→ **What you need to do**: Scan the data below for the string "hint". Show every line where it turns up.

→ **Given information**:
/---

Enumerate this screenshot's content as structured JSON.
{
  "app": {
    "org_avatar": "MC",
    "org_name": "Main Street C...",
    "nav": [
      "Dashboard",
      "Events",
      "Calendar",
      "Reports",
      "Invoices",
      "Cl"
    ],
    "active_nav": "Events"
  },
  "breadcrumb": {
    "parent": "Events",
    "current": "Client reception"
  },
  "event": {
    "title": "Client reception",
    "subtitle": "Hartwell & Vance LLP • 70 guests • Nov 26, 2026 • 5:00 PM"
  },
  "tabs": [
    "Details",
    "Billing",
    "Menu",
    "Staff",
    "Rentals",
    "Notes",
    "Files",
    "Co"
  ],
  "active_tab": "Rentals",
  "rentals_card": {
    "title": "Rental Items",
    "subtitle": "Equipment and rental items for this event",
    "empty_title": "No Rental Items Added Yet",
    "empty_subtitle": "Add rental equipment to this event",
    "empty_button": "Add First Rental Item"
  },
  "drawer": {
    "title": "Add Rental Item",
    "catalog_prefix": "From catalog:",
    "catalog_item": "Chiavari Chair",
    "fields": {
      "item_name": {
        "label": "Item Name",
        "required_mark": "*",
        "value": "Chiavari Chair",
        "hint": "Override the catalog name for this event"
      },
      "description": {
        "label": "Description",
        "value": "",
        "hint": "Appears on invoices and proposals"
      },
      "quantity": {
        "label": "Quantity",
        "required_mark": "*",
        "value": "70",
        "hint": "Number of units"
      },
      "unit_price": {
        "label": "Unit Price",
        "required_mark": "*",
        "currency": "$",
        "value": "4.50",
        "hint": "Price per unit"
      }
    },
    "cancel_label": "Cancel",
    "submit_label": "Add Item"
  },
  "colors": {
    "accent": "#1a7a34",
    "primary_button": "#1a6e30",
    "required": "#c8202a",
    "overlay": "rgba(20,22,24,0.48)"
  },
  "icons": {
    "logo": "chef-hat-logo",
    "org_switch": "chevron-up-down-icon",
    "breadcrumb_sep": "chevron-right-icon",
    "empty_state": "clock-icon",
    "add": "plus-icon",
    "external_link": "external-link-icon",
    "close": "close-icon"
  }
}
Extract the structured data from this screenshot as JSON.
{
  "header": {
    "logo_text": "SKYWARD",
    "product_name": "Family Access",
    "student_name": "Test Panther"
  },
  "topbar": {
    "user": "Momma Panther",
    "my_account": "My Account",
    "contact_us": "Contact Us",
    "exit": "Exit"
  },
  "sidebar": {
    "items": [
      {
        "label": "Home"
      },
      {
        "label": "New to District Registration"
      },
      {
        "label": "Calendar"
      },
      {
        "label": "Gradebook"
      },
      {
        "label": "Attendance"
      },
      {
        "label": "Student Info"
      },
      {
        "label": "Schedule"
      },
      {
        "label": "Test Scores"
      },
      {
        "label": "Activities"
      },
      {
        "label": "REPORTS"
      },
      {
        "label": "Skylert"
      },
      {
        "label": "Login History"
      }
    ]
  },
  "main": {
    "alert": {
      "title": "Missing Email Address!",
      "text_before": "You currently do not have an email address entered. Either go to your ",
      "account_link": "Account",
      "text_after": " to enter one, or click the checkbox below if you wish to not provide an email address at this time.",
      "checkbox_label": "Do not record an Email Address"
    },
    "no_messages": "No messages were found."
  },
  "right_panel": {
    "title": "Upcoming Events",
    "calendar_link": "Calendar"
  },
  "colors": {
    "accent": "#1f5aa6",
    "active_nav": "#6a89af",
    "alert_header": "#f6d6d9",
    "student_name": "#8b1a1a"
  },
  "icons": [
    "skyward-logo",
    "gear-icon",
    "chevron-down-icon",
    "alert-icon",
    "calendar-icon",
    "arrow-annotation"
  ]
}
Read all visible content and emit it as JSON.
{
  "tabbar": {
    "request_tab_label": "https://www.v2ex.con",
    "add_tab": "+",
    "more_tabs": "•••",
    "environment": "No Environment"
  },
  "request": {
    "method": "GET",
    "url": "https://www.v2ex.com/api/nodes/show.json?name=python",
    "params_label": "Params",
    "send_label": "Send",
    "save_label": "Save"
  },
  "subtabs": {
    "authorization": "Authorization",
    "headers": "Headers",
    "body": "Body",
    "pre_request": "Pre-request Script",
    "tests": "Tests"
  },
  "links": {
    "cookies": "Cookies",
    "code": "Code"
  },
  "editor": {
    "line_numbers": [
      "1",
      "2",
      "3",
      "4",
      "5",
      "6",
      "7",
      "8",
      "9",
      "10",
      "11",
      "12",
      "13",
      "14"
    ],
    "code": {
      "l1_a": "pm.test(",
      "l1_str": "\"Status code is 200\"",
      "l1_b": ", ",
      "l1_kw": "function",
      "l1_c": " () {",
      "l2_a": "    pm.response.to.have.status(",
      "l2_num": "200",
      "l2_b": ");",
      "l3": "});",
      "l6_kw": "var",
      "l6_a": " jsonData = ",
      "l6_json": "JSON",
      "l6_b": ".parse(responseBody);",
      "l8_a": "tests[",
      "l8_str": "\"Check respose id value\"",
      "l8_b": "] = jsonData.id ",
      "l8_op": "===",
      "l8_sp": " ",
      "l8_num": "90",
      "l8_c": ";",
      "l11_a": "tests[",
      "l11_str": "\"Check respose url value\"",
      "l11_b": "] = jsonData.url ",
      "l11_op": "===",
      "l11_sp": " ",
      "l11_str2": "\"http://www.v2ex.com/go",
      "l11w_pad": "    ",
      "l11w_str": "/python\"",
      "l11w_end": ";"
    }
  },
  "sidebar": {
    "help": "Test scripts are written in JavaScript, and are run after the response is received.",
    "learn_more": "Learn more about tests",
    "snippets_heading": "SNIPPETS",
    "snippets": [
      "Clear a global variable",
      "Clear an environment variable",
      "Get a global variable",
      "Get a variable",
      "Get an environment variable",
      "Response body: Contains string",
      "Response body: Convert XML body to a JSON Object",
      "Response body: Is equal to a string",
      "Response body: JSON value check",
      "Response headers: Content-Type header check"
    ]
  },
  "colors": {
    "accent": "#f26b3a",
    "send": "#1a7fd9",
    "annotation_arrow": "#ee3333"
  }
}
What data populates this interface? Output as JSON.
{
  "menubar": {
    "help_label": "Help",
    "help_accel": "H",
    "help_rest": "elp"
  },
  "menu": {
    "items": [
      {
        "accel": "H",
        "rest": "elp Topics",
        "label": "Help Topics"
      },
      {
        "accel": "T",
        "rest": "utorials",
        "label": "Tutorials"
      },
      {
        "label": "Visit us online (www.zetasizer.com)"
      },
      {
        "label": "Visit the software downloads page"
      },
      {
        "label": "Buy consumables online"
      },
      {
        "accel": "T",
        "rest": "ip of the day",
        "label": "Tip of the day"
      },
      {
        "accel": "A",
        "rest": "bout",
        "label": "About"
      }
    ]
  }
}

\---

→ **Task answer**:
        "hint": "Override the catalog name for this event"
        "hint": "Appears on invoices and proposals"
        "hint": "Number of units"
        "hint": "Price per unit"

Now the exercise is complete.